*** Selected passage ***

It may also turn out something closer to the ideal is achievable with available skills than I realize. With some ingenuity, Wikipedia could be a first for online ratings en mass by developing a top-class process based on solid foundations! OK, not likely, but possible. It's already considerably better than the crude methods normally used, such as ratings of 1-10 plucked out of the air.

Ideal

Given the nature of articles, the following process in the ideal is what I would (and do) recommend.

  1. Compare (pairwise) a set or sets of exemplars and scale them.
  1. List in order from worst to best (by links). This provides an ordered set analogous to a ruler with many points of possible distinction.

This achieves two things:

  1. When the scheme is refined, it can be refined not only based on what 'should' distinguish better from worse, but what is seen to in a carefully calibrated and ordered set of examples.
  1. The set of examples can sit in the background and be used whenever anyone wishes to, for greater precision (you can always go from cm to meters).

The last point is key when articles are near a threshold for going from one "grade" to the next.

Probably more important than all else an ordered set of examples provides a clear picture for editors of what it takes for an article to progress toward the highest standard.

Common reaction

A common reaction to this is that it's too time consuming because most are used to easy, but poor, rating processes (e.g. pluck a number from 1 to 10 out of the air or a grade based on best guess).

I understand but my standard response is that the payoffs outway the up-front time, often by a large factor, and of course anything worth doing takes some effort and coordination. The only reason most of us can buy a thermometer and easily, yet precisely, measure temperature at will is that a lot of work lies behind its development and construction. Like anything else, including articles on Wikipedia themselves, quality products require some work.

Good measurement instruments and procedures are a cornerstone of industry and technology -- without common standards, many things are impossible in industry. The same idea applies to Wikipedia as a whole. If editors can quickly, yet precisely, measure against calibrated standards as they work and assess articles, there are similar payoffs. There is a lot more clarity on standards and how to know where you are and what it takes to progress.

I believe around a million have been assessed, is that right?

However, it's like everything, it does take time and coordination. Hopefully though, this helps in explaining various issues and how they all fit together in the bigger picture even if nobody actually ends up participating.

Small-scale test

I can offer to anyone who wishes to do a small scale test in their own project. I don't think I have yet encountered a case in assessment where people have not found the process informative and useful.

Send me a set of article labels, preferably 15 or more, and I'll send back a spreadsheet with a set of pairwise comparisons to be done: each to be compared with each other and a judgment made about which is better. Do these and send me back the results. I will scale it, put them in order, and tell you how consistent you were overall and tell you which articles were anomalous, if any. Include at least two or three of the articles in the scheme so you will be able to see how the rest scale in between. If you can organize more than one judge to make comparisons, even better, and I can give you feedback on each judge's consistency and the agreement between them.

***

**Written exercise A**
In the listing below, return every line from the one containing "flame-icon (965, 22, 978, 39)" down to the one containing "tab-defi[interactable]: DeFi (125, 148, 166, 172)", both included, exactly as they appear.

*** Stored rows ***

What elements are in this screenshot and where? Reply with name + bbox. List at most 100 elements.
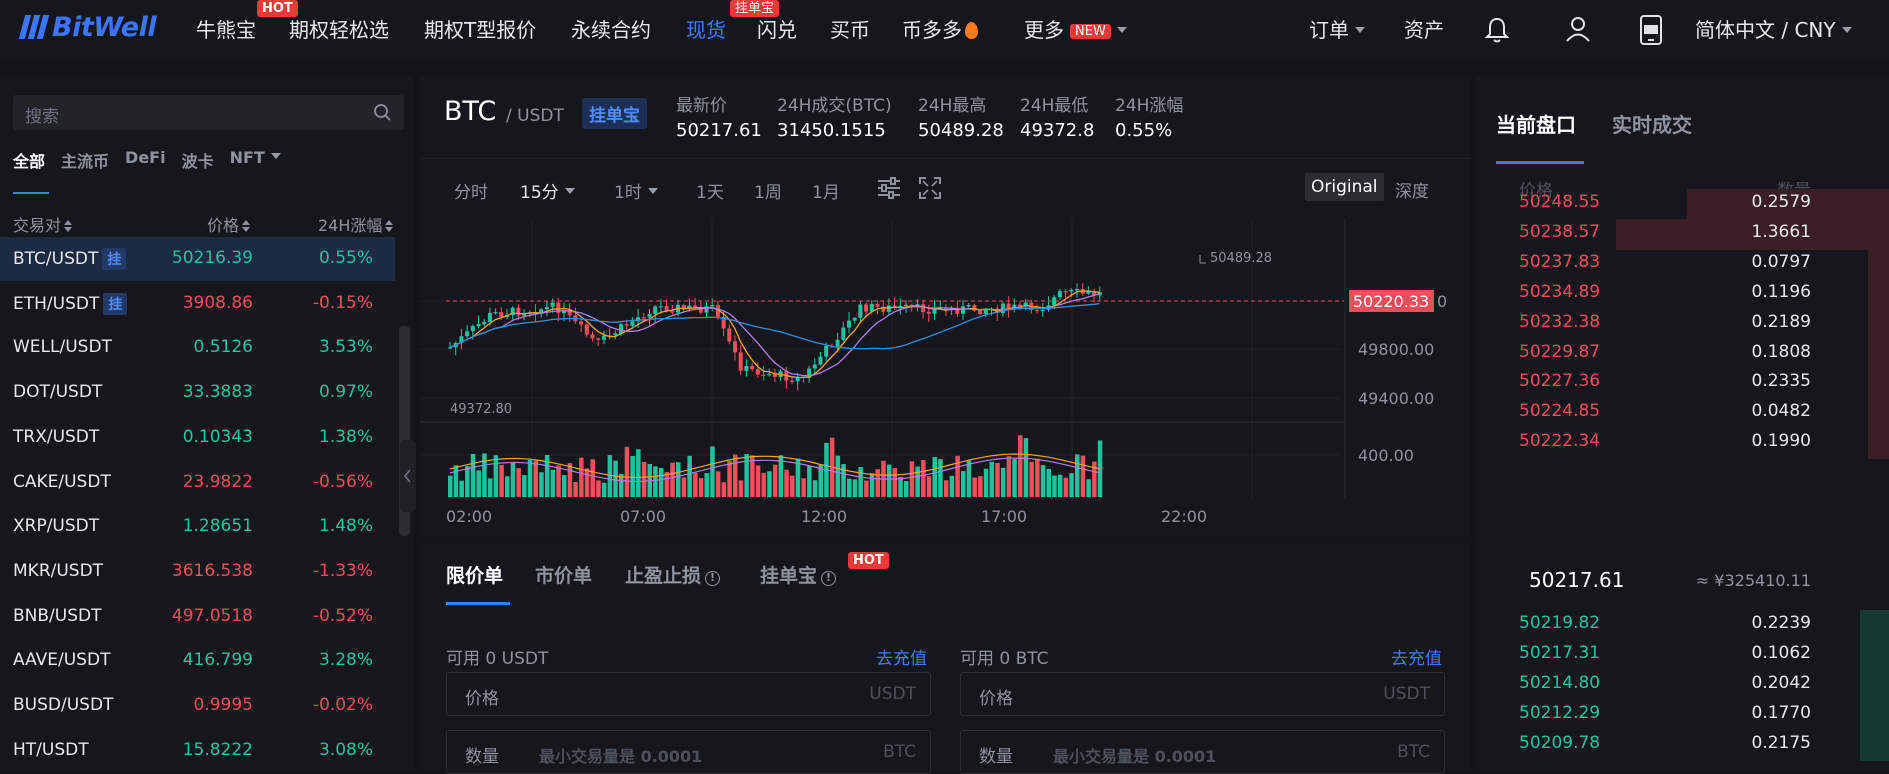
flame-icon (965, 22, 978, 39)
x-tick-label: 07:00 (620, 507, 666, 526)
pair-symbol: BNB/USDT (13, 606, 101, 626)
volume-bar (493, 455, 499, 497)
candlestick-chart[interactable]: 50220.33 0 49800.00 49400.00 400.00 02:0… (420, 159, 1470, 537)
tab-market-order[interactable]: 市价单 (535, 561, 592, 588)
nav-item-perpetual[interactable]: 永续合约 (571, 17, 651, 43)
pair-row[interactable]: XRP/USDT 1.28651 1.48% (0, 505, 395, 549)
high-price-label: 50489.28 (1210, 251, 1272, 266)
nav-item-spot[interactable]: 现货 (686, 17, 726, 43)
user-icon[interactable] (1565, 15, 1591, 43)
pair-row[interactable]: WELL/USDT 0.5126 3.53% (0, 326, 395, 370)
volume-bar (459, 480, 464, 497)
nft-label: NFT (229, 148, 265, 167)
pair-symbol: ETH/USDT 挂 (13, 292, 128, 315)
pair-change: -0.56% (312, 471, 373, 492)
x-tick-label: 17:00 (981, 507, 1027, 526)
stat-24h-volume: 24H成交(BTC) 31450.1515 (777, 91, 892, 141)
sell-price-input[interactable]: 价格 USDT (960, 672, 1445, 716)
bid-quantity: 0.2175 (1751, 733, 1811, 753)
buy-available: 可用 0 USDT (446, 649, 549, 669)
nav-item-options-easy[interactable]: 期权轻松选 (289, 17, 389, 43)
language-currency-selector[interactable]: 简体中文 / CNY (1695, 17, 1852, 43)
pair-price: 0.10343 (182, 426, 253, 447)
buy-deposit-link[interactable]: 去充值 (876, 644, 927, 669)
nav-item-biduoduo[interactable]: 币多多 (902, 17, 978, 43)
tab-defi[interactable]: DeFi (125, 148, 166, 172)
pair-symbol-text: WELL/USDT (13, 337, 112, 358)
pair-symbol-text: XRP/USDT (13, 516, 100, 537)
help-icon[interactable]: ! (821, 571, 837, 586)
tab-polkadot[interactable]: 波卡 (182, 148, 214, 172)
nav-item-swap[interactable]: 闪兑 (757, 17, 797, 43)
bid-price: 50217.31 (1519, 643, 1601, 663)
header-change[interactable]: 24H涨幅 (318, 212, 394, 236)
volume-bar (630, 456, 635, 497)
search-icon[interactable] (373, 103, 392, 122)
pair-row[interactable]: HT/USDT 15.8222 3.08% (0, 729, 395, 773)
pair-row[interactable]: AAVE/USDT 416.799 3.28% (0, 639, 395, 683)
stat-24h-low: 24H最低 49372.8 (1020, 91, 1094, 141)
chevron-down-icon (1355, 27, 1365, 33)
volume-bar (864, 480, 869, 497)
volume-bar (499, 464, 504, 497)
pair-row[interactable]: BNB/USDT 497.0518 -0.52% (0, 595, 395, 639)
tab-orderbook[interactable]: 当前盘口 (1496, 109, 1576, 138)
help-icon[interactable]: ! (705, 571, 721, 586)
ask-row[interactable]: 50222.34 0.1990 (1476, 425, 1889, 461)
bitwell-logo[interactable]: BitWell (18, 11, 157, 43)
bid-price: 50209.78 (1519, 733, 1601, 753)
header-price[interactable]: 价格 (207, 212, 251, 236)
candle-body (619, 324, 623, 334)
candle-body (767, 374, 772, 376)
tab-recent-trades[interactable]: 实时成交 (1612, 109, 1692, 138)
sell-deposit-link[interactable]: 去充值 (1391, 644, 1442, 669)
biduoduo-label: 币多多 (902, 18, 962, 42)
volume-bar (579, 457, 584, 497)
search-input[interactable]: 搜索 (25, 102, 59, 127)
nav-orders[interactable]: 订单 (1309, 17, 1365, 43)
tab-limit-order[interactable]: 限价单 (446, 561, 503, 588)
buy-price-input[interactable]: 价格 USDT (446, 672, 931, 716)
pair-row[interactable]: ETH/USDT 挂 3908.86 -0.15% (0, 282, 395, 326)
nav-item-more[interactable]: 更多 NEW (1024, 17, 1127, 43)
stat-label: 24H涨幅 (1115, 96, 1184, 116)
bid-row[interactable]: 50209.78 0.2175 (1476, 727, 1889, 763)
volume-bar (761, 472, 766, 497)
volume-bar (1069, 473, 1074, 497)
collapse-panel-handle[interactable] (400, 440, 416, 512)
nav-item-niuxiongbao[interactable]: 牛熊宝 (196, 17, 256, 43)
volume-bar (1006, 456, 1012, 497)
bid-quantity: 0.1062 (1751, 643, 1811, 663)
tab-all[interactable]: 全部 (13, 148, 45, 172)
ask-price: 50234.89 (1519, 281, 1601, 302)
gua-tag: 挂 (103, 292, 128, 315)
candle-body (864, 304, 869, 312)
candle-body (653, 306, 658, 315)
ask-price: 50222.34 (1519, 431, 1601, 452)
app-download-icon[interactable] (1638, 14, 1664, 46)
nav-item-buy-crypto[interactable]: 买币 (830, 17, 870, 43)
volume-bar (812, 480, 818, 497)
volume-bar (1046, 468, 1051, 497)
pair-row[interactable]: BTC/USDT 挂 50216.39 0.55% (0, 237, 395, 281)
pair-row[interactable]: CAKE/USDT 23.9822 -0.56% (0, 461, 395, 505)
header-pair[interactable]: 交易对 (13, 212, 73, 236)
market-search[interactable]: 搜索 (13, 95, 404, 130)
bell-icon[interactable] (1484, 16, 1510, 44)
guadanbao-label: 挂单宝 (760, 565, 818, 587)
sell-quantity-input[interactable]: 数量 最小交易量是 0.0001 BTC (960, 730, 1445, 774)
tab-mainstream[interactable]: 主流币 (61, 148, 109, 172)
pair-change: -0.52% (312, 605, 373, 626)
pair-row[interactable]: MKR/USDT 3616.538 -1.33% (0, 550, 395, 594)
pair-change: 3.08% (318, 739, 373, 760)
guadanbao-tag[interactable]: 挂单宝 (582, 98, 647, 129)
buy-quantity-input[interactable]: 数量 最小交易量是 0.0001 BTC (446, 730, 931, 774)
tab-stop-order[interactable]: 止盈止损! (625, 561, 721, 588)
nav-assets[interactable]: 资产 (1404, 17, 1444, 43)
pair-row[interactable]: BUSD/USDT 0.9995 -0.02% (0, 684, 395, 728)
tab-guadanbao[interactable]: 挂单宝! (760, 561, 837, 588)
pair-row[interactable]: TRX/USDT 0.10343 1.38% (0, 416, 395, 460)
tab-nft[interactable]: NFT (230, 148, 281, 172)
pair-row[interactable]: DOT/USDT 33.3883 0.97% (0, 371, 395, 415)
nav-item-options-t-quote[interactable]: 期权T型报价 (424, 17, 536, 43)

***

**Written exercise B**
Retype the passage on rating articles from "This achieves two" through "the highest standard.", with no changes.

**Task response A**
flame-icon (965, 22, 978, 39)
x-tick-label: 07:00 (620, 507, 666, 526)
pair-symbol: BNB/USDT (13, 606, 101, 626)
volume-bar (493, 455, 499, 497)
candlestick-chart[interactable]: 50220.33 0 49800.00 49400.00 400.00 02:0… (420, 159, 1470, 537)
tab-market-order[interactable]: 市价单 (535, 561, 592, 588)
nav-item-perpetual[interactable]: 永续合约 (571, 17, 651, 43)
pair-row[interactable]: XRP/USDT 1.28651 1.48% (0, 505, 395, 549)
high-price-label: 50489.28 (1210, 251, 1272, 266)
nav-item-spot[interactable]: 现货 (686, 17, 726, 43)
user-icon[interactable] (1565, 15, 1591, 43)
pair-row[interactable]: WELL/USDT 0.5126 3.53% (0, 326, 395, 370)
volume-bar (459, 480, 464, 497)
nft-label: NFT (229, 148, 265, 167)
pair-symbol: ETH/USDT 挂 (13, 292, 128, 315)
pair-change: -0.56% (312, 471, 373, 492)
x-tick-label: 17:00 (981, 507, 1027, 526)
stat-24h-volume: 24H成交(BTC) 31450.1515 (777, 91, 892, 141)
sell-price-input[interactable]: 价格 USDT (960, 672, 1445, 716)
bid-quantity: 0.2175 (1751, 733, 1811, 753)
buy-available: 可用 0 USDT (446, 649, 549, 669)
nav-item-options-easy[interactable]: 期权轻松选 (289, 17, 389, 43)
language-currency-selector[interactable]: 简体中文 / CNY (1695, 17, 1852, 43)
pair-price: 0.10343 (182, 426, 253, 447)
buy-deposit-link[interactable]: 去充值 (876, 644, 927, 669)
nav-item-biduoduo[interactable]: 币多多 (902, 17, 978, 43)
tab-defi[interactable]: DeFi (125, 148, 166, 172)

**Task response B**
This achieves two things:

  1. When the scheme is refined, it can be refined not only based on what 'should' distinguish better from worse, but what is seen to in a carefully calibrated and ordered set of examples.
  1. The set of examples can sit in the background and be used whenever anyone wishes to, for greater precision (you can always go from cm to meters).

The last point is key when articles are near a threshold for going from one "grade" to the next.

Probably more important than all else an ordered set of examples provides a clear picture for editors of what it takes for an article to progress toward the highest standard.